▶ [GOAL] Repeat the entries that follow verbatim, without any of their pictures.

▶ [EXERCISE DATA]
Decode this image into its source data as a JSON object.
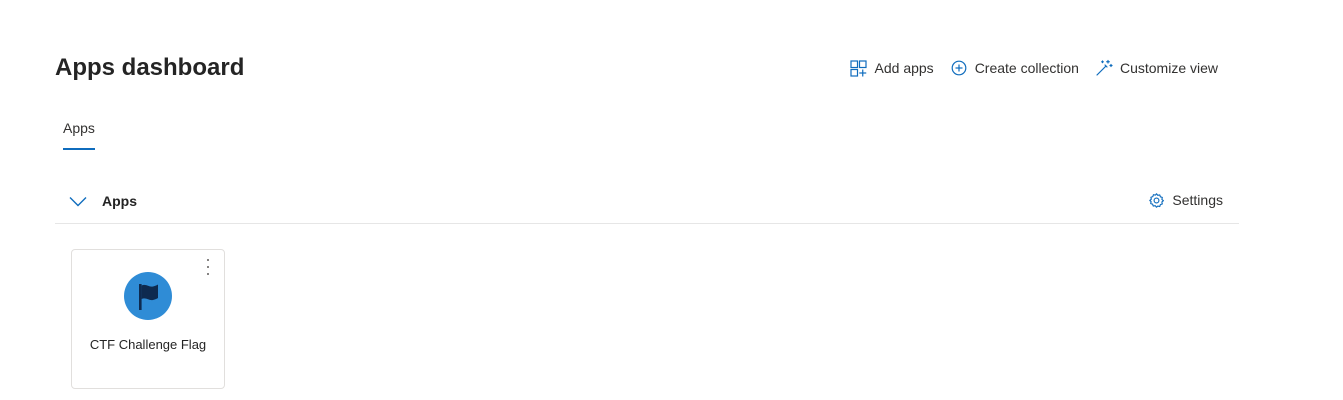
{
  "header": {
    "title": "Apps dashboard"
  },
  "commands": {
    "add_apps": {
      "label": "Add apps",
      "icon": "add-apps-grid-icon"
    },
    "create_collection": {
      "label": "Create collection",
      "icon": "plus-circle-icon"
    },
    "customize_view": {
      "label": "Customize view",
      "icon": "magic-wand-icon"
    }
  },
  "tabs": [
    {
      "label": "Apps",
      "selected": true
    }
  ],
  "section": {
    "title": "Apps",
    "expanded": true,
    "toggle_icon": "chevron-down-icon",
    "settings_label": "Settings",
    "settings_icon": "gear-icon"
  },
  "apps": [
    {
      "label": "CTF Challenge Flag",
      "icon": "flag-icon",
      "menu_icon": "more-vertical-icon"
    }
  ],
  "colors": {
    "accent": "#0f6cbd",
    "icon_blue": "#2f8cd6",
    "flag_navy": "#0e2a4f",
    "divider": "#e6e6e6",
    "tile_border": "#e1dfdd"
  }
}
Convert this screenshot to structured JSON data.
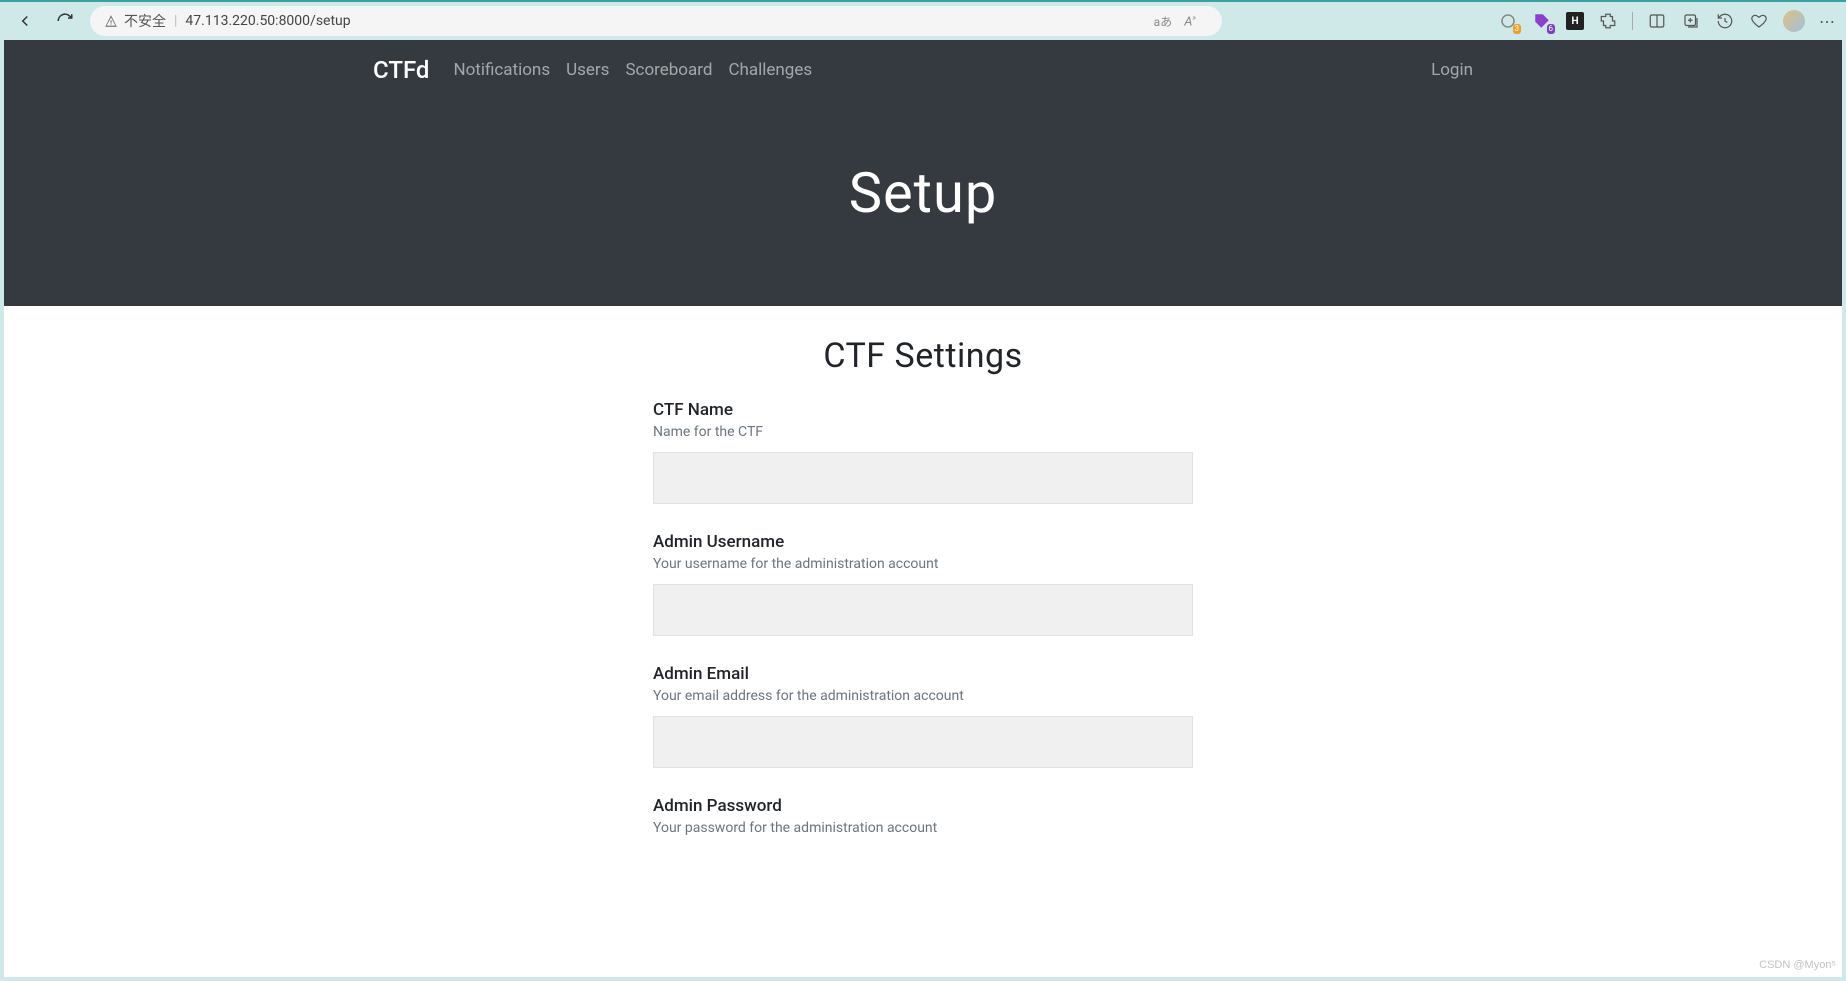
{
  "browser": {
    "insecure_label": "不安全",
    "url": "47.113.220.50:8000/setup",
    "ext_badge_orange": "3",
    "ext_badge_purple": "6",
    "ext_letter": "H"
  },
  "navbar": {
    "brand": "CTFd",
    "links": [
      "Notifications",
      "Users",
      "Scoreboard",
      "Challenges"
    ],
    "right": {
      "login": "Login"
    }
  },
  "jumbotron": {
    "title": "Setup"
  },
  "form": {
    "section_title": "CTF Settings",
    "fields": [
      {
        "label": "CTF Name",
        "help": "Name for the CTF",
        "value": ""
      },
      {
        "label": "Admin Username",
        "help": "Your username for the administration account",
        "value": ""
      },
      {
        "label": "Admin Email",
        "help": "Your email address for the administration account",
        "value": ""
      },
      {
        "label": "Admin Password",
        "help": "Your password for the administration account",
        "value": ""
      }
    ]
  },
  "watermark": "CSDN @Myon⁵"
}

▶ [TASK ANSWER]
Decode this image into its source data as a JSON object.
{
  "header": {
    "title": "Apps dashboard"
  },
  "commands": {
    "add_apps": {
      "label": "Add apps",
      "icon": "add-apps-grid-icon"
    },
    "create_collection": {
      "label": "Create collection",
      "icon": "plus-circle-icon"
    },
    "customize_view": {
      "label": "Customize view",
      "icon": "magic-wand-icon"
    }
  },
  "tabs": [
    {
      "label": "Apps",
      "selected": true
    }
  ],
  "section": {
    "title": "Apps",
    "expanded": true,
    "toggle_icon": "chevron-down-icon",
    "settings_label": "Settings",
    "settings_icon": "gear-icon"
  },
  "apps": [
    {
      "label": "CTF Challenge Flag",
      "icon": "flag-icon",
      "menu_icon": "more-vertical-icon"
    }
  ],
  "colors": {
    "accent": "#0f6cbd",
    "icon_blue": "#2f8cd6",
    "flag_navy": "#0e2a4f",
    "divider": "#e6e6e6",
    "tile_border": "#e1dfdd"
  }
}
Convert this screenshot to structured JSON data.
{
  "browser": {
    "insecure_label": "不安全",
    "url": "47.113.220.50:8000/setup",
    "ext_badge_orange": "3",
    "ext_badge_purple": "6",
    "ext_letter": "H"
  },
  "navbar": {
    "brand": "CTFd",
    "links": [
      "Notifications",
      "Users",
      "Scoreboard",
      "Challenges"
    ],
    "right": {
      "login": "Login"
    }
  },
  "jumbotron": {
    "title": "Setup"
  },
  "form": {
    "section_title": "CTF Settings",
    "fields": [
      {
        "label": "CTF Name",
        "help": "Name for the CTF",
        "value": ""
      },
      {
        "label": "Admin Username",
        "help": "Your username for the administration account",
        "value": ""
      },
      {
        "label": "Admin Email",
        "help": "Your email address for the administration account",
        "value": ""
      },
      {
        "label": "Admin Password",
        "help": "Your password for the administration account",
        "value": ""
      }
    ]
  },
  "watermark": "CSDN @Myon⁵"
}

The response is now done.